═════ EXTRACTED DATA

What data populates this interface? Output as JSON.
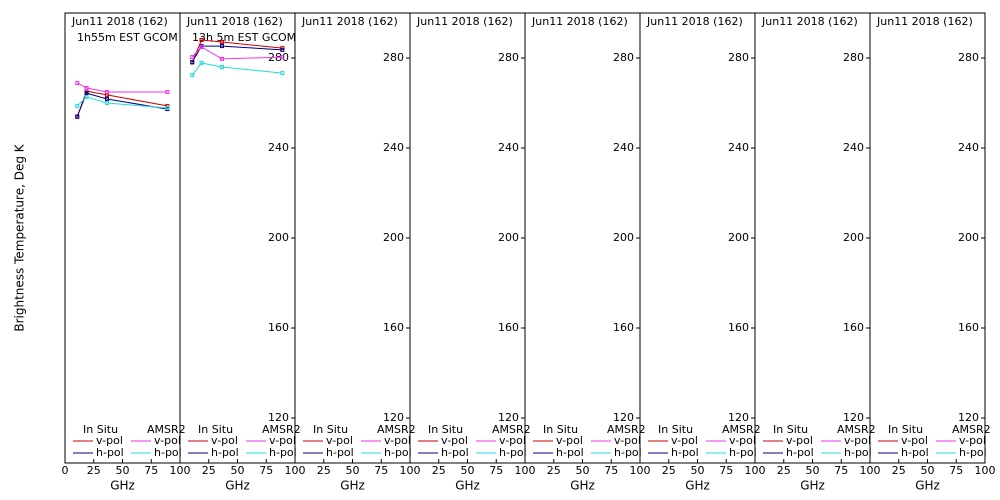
{
  "chart_data": [
    {
      "type": "line",
      "title": "Jun11 2018 (162)",
      "subtitle": "1h55m EST GCOM",
      "ylabel": "Brightness Temperature, Deg K",
      "xlabel": "GHz",
      "x": [
        10.65,
        18.7,
        36.5,
        89
      ],
      "xlim": [
        0,
        100
      ],
      "ylim": [
        100,
        300
      ],
      "xticks": [
        0,
        25,
        50,
        75,
        100
      ],
      "series": [
        {
          "group": "In Situ",
          "name": "v-pol",
          "color": "#cc0000",
          "values": [
            253.8,
            265.3,
            263.6,
            258.7
          ]
        },
        {
          "group": "In Situ",
          "name": "h-pol",
          "color": "#000080",
          "values": [
            254,
            264.4,
            261.8,
            257.3
          ]
        },
        {
          "group": "AMSR2",
          "name": "v-pol",
          "color": "#ee33ee",
          "values": [
            268.9,
            266.7,
            264.9,
            264.9
          ]
        },
        {
          "group": "AMSR2",
          "name": "h-pol",
          "color": "#22dddd",
          "values": [
            258.7,
            262.7,
            260,
            257.8
          ]
        }
      ]
    },
    {
      "type": "line",
      "title": "Jun11 2018 (162)",
      "subtitle": "13h 5m EST GCOM",
      "xlabel": "GHz",
      "x": [
        10.65,
        18.7,
        36.5,
        89
      ],
      "xlim": [
        0,
        100
      ],
      "ylim": [
        100,
        300
      ],
      "xticks": [
        25,
        50,
        75,
        100
      ],
      "yticks": [
        120,
        160,
        200,
        240,
        280
      ],
      "series": [
        {
          "group": "In Situ",
          "name": "v-pol",
          "color": "#cc0000",
          "values": [
            278,
            288,
            287.1,
            284.4
          ]
        },
        {
          "group": "In Situ",
          "name": "h-pol",
          "color": "#000080",
          "values": [
            278.2,
            285.3,
            285.3,
            283.6
          ]
        },
        {
          "group": "AMSR2",
          "name": "v-pol",
          "color": "#ee33ee",
          "values": [
            280.4,
            284.9,
            279.6,
            280.4
          ]
        },
        {
          "group": "AMSR2",
          "name": "h-pol",
          "color": "#22dddd",
          "values": [
            272.4,
            277.8,
            276,
            273.3
          ]
        }
      ]
    },
    {
      "type": "line",
      "title": "Jun11 2018 (162)",
      "xlabel": "GHz",
      "x": [],
      "xlim": [
        0,
        100
      ],
      "ylim": [
        100,
        300
      ],
      "xticks": [
        25,
        50,
        75,
        100
      ],
      "yticks": [
        120,
        160,
        200,
        240,
        280
      ],
      "series": [
        {
          "group": "In Situ",
          "name": "v-pol",
          "color": "#cc0000",
          "values": []
        },
        {
          "group": "In Situ",
          "name": "h-pol",
          "color": "#000080",
          "values": []
        },
        {
          "group": "AMSR2",
          "name": "v-pol",
          "color": "#ee33ee",
          "values": []
        },
        {
          "group": "AMSR2",
          "name": "h-pol",
          "color": "#22dddd",
          "values": []
        }
      ]
    },
    {
      "type": "line",
      "title": "Jun11 2018 (162)",
      "xlabel": "GHz",
      "x": [],
      "xlim": [
        0,
        100
      ],
      "ylim": [
        100,
        300
      ],
      "xticks": [
        25,
        50,
        75,
        100
      ],
      "yticks": [
        120,
        160,
        200,
        240,
        280
      ],
      "series": [
        {
          "group": "In Situ",
          "name": "v-pol",
          "color": "#cc0000",
          "values": []
        },
        {
          "group": "In Situ",
          "name": "h-pol",
          "color": "#000080",
          "values": []
        },
        {
          "group": "AMSR2",
          "name": "v-pol",
          "color": "#ee33ee",
          "values": []
        },
        {
          "group": "AMSR2",
          "name": "h-pol",
          "color": "#22dddd",
          "values": []
        }
      ]
    },
    {
      "type": "line",
      "title": "Jun11 2018 (162)",
      "xlabel": "GHz",
      "x": [],
      "xlim": [
        0,
        100
      ],
      "ylim": [
        100,
        300
      ],
      "xticks": [
        25,
        50,
        75,
        100
      ],
      "yticks": [
        120,
        160,
        200,
        240,
        280
      ],
      "series": [
        {
          "group": "In Situ",
          "name": "v-pol",
          "color": "#cc0000",
          "values": []
        },
        {
          "group": "In Situ",
          "name": "h-pol",
          "color": "#000080",
          "values": []
        },
        {
          "group": "AMSR2",
          "name": "v-pol",
          "color": "#ee33ee",
          "values": []
        },
        {
          "group": "AMSR2",
          "name": "h-pol",
          "color": "#22dddd",
          "values": []
        }
      ]
    },
    {
      "type": "line",
      "title": "Jun11 2018 (162)",
      "xlabel": "GHz",
      "x": [],
      "xlim": [
        0,
        100
      ],
      "ylim": [
        100,
        300
      ],
      "xticks": [
        25,
        50,
        75,
        100
      ],
      "yticks": [
        120,
        160,
        200,
        240,
        280
      ],
      "series": [
        {
          "group": "In Situ",
          "name": "v-pol",
          "color": "#cc0000",
          "values": []
        },
        {
          "group": "In Situ",
          "name": "h-pol",
          "color": "#000080",
          "values": []
        },
        {
          "group": "AMSR2",
          "name": "v-pol",
          "color": "#ee33ee",
          "values": []
        },
        {
          "group": "AMSR2",
          "name": "h-pol",
          "color": "#22dddd",
          "values": []
        }
      ]
    },
    {
      "type": "line",
      "title": "Jun11 2018 (162)",
      "xlabel": "GHz",
      "x": [],
      "xlim": [
        0,
        100
      ],
      "ylim": [
        100,
        300
      ],
      "xticks": [
        25,
        50,
        75,
        100
      ],
      "yticks": [
        120,
        160,
        200,
        240,
        280
      ],
      "series": [
        {
          "group": "In Situ",
          "name": "v-pol",
          "color": "#cc0000",
          "values": []
        },
        {
          "group": "In Situ",
          "name": "h-pol",
          "color": "#000080",
          "values": []
        },
        {
          "group": "AMSR2",
          "name": "v-pol",
          "color": "#ee33ee",
          "values": []
        },
        {
          "group": "AMSR2",
          "name": "h-pol",
          "color": "#22dddd",
          "values": []
        }
      ]
    },
    {
      "type": "line",
      "title": "Jun11 2018 (162)",
      "xlabel": "GHz",
      "x": [],
      "xlim": [
        0,
        100
      ],
      "ylim": [
        100,
        300
      ],
      "xticks": [
        25,
        50,
        75,
        100
      ],
      "yticks": [
        120,
        160,
        200,
        240,
        280
      ],
      "series": [
        {
          "group": "In Situ",
          "name": "v-pol",
          "color": "#cc0000",
          "values": []
        },
        {
          "group": "In Situ",
          "name": "h-pol",
          "color": "#000080",
          "values": []
        },
        {
          "group": "AMSR2",
          "name": "v-pol",
          "color": "#ee33ee",
          "values": []
        },
        {
          "group": "AMSR2",
          "name": "h-pol",
          "color": "#22dddd",
          "values": []
        }
      ]
    }
  ]
}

══════════

## TASK DETAILS
Every line of the material is to be quoted exactly, with no pictures carried over.

## FINAL RESULT
What data populates this interface? Output as JSON.
{
  "chart_data": [
    {
      "type": "line",
      "title": "Jun11 2018 (162)",
      "subtitle": "1h55m EST GCOM",
      "ylabel": "Brightness Temperature, Deg K",
      "xlabel": "GHz",
      "x": [
        10.65,
        18.7,
        36.5,
        89
      ],
      "xlim": [
        0,
        100
      ],
      "ylim": [
        100,
        300
      ],
      "xticks": [
        0,
        25,
        50,
        75,
        100
      ],
      "series": [
        {
          "group": "In Situ",
          "name": "v-pol",
          "color": "#cc0000",
          "values": [
            253.8,
            265.3,
            263.6,
            258.7
          ]
        },
        {
          "group": "In Situ",
          "name": "h-pol",
          "color": "#000080",
          "values": [
            254,
            264.4,
            261.8,
            257.3
          ]
        },
        {
          "group": "AMSR2",
          "name": "v-pol",
          "color": "#ee33ee",
          "values": [
            268.9,
            266.7,
            264.9,
            264.9
          ]
        },
        {
          "group": "AMSR2",
          "name": "h-pol",
          "color": "#22dddd",
          "values": [
            258.7,
            262.7,
            260,
            257.8
          ]
        }
      ]
    },
    {
      "type": "line",
      "title": "Jun11 2018 (162)",
      "subtitle": "13h 5m EST GCOM",
      "xlabel": "GHz",
      "x": [
        10.65,
        18.7,
        36.5,
        89
      ],
      "xlim": [
        0,
        100
      ],
      "ylim": [
        100,
        300
      ],
      "xticks": [
        25,
        50,
        75,
        100
      ],
      "yticks": [
        120,
        160,
        200,
        240,
        280
      ],
      "series": [
        {
          "group": "In Situ",
          "name": "v-pol",
          "color": "#cc0000",
          "values": [
            278,
            288,
            287.1,
            284.4
          ]
        },
        {
          "group": "In Situ",
          "name": "h-pol",
          "color": "#000080",
          "values": [
            278.2,
            285.3,
            285.3,
            283.6
          ]
        },
        {
          "group": "AMSR2",
          "name": "v-pol",
          "color": "#ee33ee",
          "values": [
            280.4,
            284.9,
            279.6,
            280.4
          ]
        },
        {
          "group": "AMSR2",
          "name": "h-pol",
          "color": "#22dddd",
          "values": [
            272.4,
            277.8,
            276,
            273.3
          ]
        }
      ]
    },
    {
      "type": "line",
      "title": "Jun11 2018 (162)",
      "xlabel": "GHz",
      "x": [],
      "xlim": [
        0,
        100
      ],
      "ylim": [
        100,
        300
      ],
      "xticks": [
        25,
        50,
        75,
        100
      ],
      "yticks": [
        120,
        160,
        200,
        240,
        280
      ],
      "series": [
        {
          "group": "In Situ",
          "name": "v-pol",
          "color": "#cc0000",
          "values": []
        },
        {
          "group": "In Situ",
          "name": "h-pol",
          "color": "#000080",
          "values": []
        },
        {
          "group": "AMSR2",
          "name": "v-pol",
          "color": "#ee33ee",
          "values": []
        },
        {
          "group": "AMSR2",
          "name": "h-pol",
          "color": "#22dddd",
          "values": []
        }
      ]
    },
    {
      "type": "line",
      "title": "Jun11 2018 (162)",
      "xlabel": "GHz",
      "x": [],
      "xlim": [
        0,
        100
      ],
      "ylim": [
        100,
        300
      ],
      "xticks": [
        25,
        50,
        75,
        100
      ],
      "yticks": [
        120,
        160,
        200,
        240,
        280
      ],
      "series": [
        {
          "group": "In Situ",
          "name": "v-pol",
          "color": "#cc0000",
          "values": []
        },
        {
          "group": "In Situ",
          "name": "h-pol",
          "color": "#000080",
          "values": []
        },
        {
          "group": "AMSR2",
          "name": "v-pol",
          "color": "#ee33ee",
          "values": []
        },
        {
          "group": "AMSR2",
          "name": "h-pol",
          "color": "#22dddd",
          "values": []
        }
      ]
    },
    {
      "type": "line",
      "title": "Jun11 2018 (162)",
      "xlabel": "GHz",
      "x": [],
      "xlim": [
        0,
        100
      ],
      "ylim": [
        100,
        300
      ],
      "xticks": [
        25,
        50,
        75,
        100
      ],
      "yticks": [
        120,
        160,
        200,
        240,
        280
      ],
      "series": [
        {
          "group": "In Situ",
          "name": "v-pol",
          "color": "#cc0000",
          "values": []
        },
        {
          "group": "In Situ",
          "name": "h-pol",
          "color": "#000080",
          "values": []
        },
        {
          "group": "AMSR2",
          "name": "v-pol",
          "color": "#ee33ee",
          "values": []
        },
        {
          "group": "AMSR2",
          "name": "h-pol",
          "color": "#22dddd",
          "values": []
        }
      ]
    },
    {
      "type": "line",
      "title": "Jun11 2018 (162)",
      "xlabel": "GHz",
      "x": [],
      "xlim": [
        0,
        100
      ],
      "ylim": [
        100,
        300
      ],
      "xticks": [
        25,
        50,
        75,
        100
      ],
      "yticks": [
        120,
        160,
        200,
        240,
        280
      ],
      "series": [
        {
          "group": "In Situ",
          "name": "v-pol",
          "color": "#cc0000",
          "values": []
        },
        {
          "group": "In Situ",
          "name": "h-pol",
          "color": "#000080",
          "values": []
        },
        {
          "group": "AMSR2",
          "name": "v-pol",
          "color": "#ee33ee",
          "values": []
        },
        {
          "group": "AMSR2",
          "name": "h-pol",
          "color": "#22dddd",
          "values": []
        }
      ]
    },
    {
      "type": "line",
      "title": "Jun11 2018 (162)",
      "xlabel": "GHz",
      "x": [],
      "xlim": [
        0,
        100
      ],
      "ylim": [
        100,
        300
      ],
      "xticks": [
        25,
        50,
        75,
        100
      ],
      "yticks": [
        120,
        160,
        200,
        240,
        280
      ],
      "series": [
        {
          "group": "In Situ",
          "name": "v-pol",
          "color": "#cc0000",
          "values": []
        },
        {
          "group": "In Situ",
          "name": "h-pol",
          "color": "#000080",
          "values": []
        },
        {
          "group": "AMSR2",
          "name": "v-pol",
          "color": "#ee33ee",
          "values": []
        },
        {
          "group": "AMSR2",
          "name": "h-pol",
          "color": "#22dddd",
          "values": []
        }
      ]
    },
    {
      "type": "line",
      "title": "Jun11 2018 (162)",
      "xlabel": "GHz",
      "x": [],
      "xlim": [
        0,
        100
      ],
      "ylim": [
        100,
        300
      ],
      "xticks": [
        25,
        50,
        75,
        100
      ],
      "yticks": [
        120,
        160,
        200,
        240,
        280
      ],
      "series": [
        {
          "group": "In Situ",
          "name": "v-pol",
          "color": "#cc0000",
          "values": []
        },
        {
          "group": "In Situ",
          "name": "h-pol",
          "color": "#000080",
          "values": []
        },
        {
          "group": "AMSR2",
          "name": "v-pol",
          "color": "#ee33ee",
          "values": []
        },
        {
          "group": "AMSR2",
          "name": "h-pol",
          "color": "#22dddd",
          "values": []
        }
      ]
    }
  ]
}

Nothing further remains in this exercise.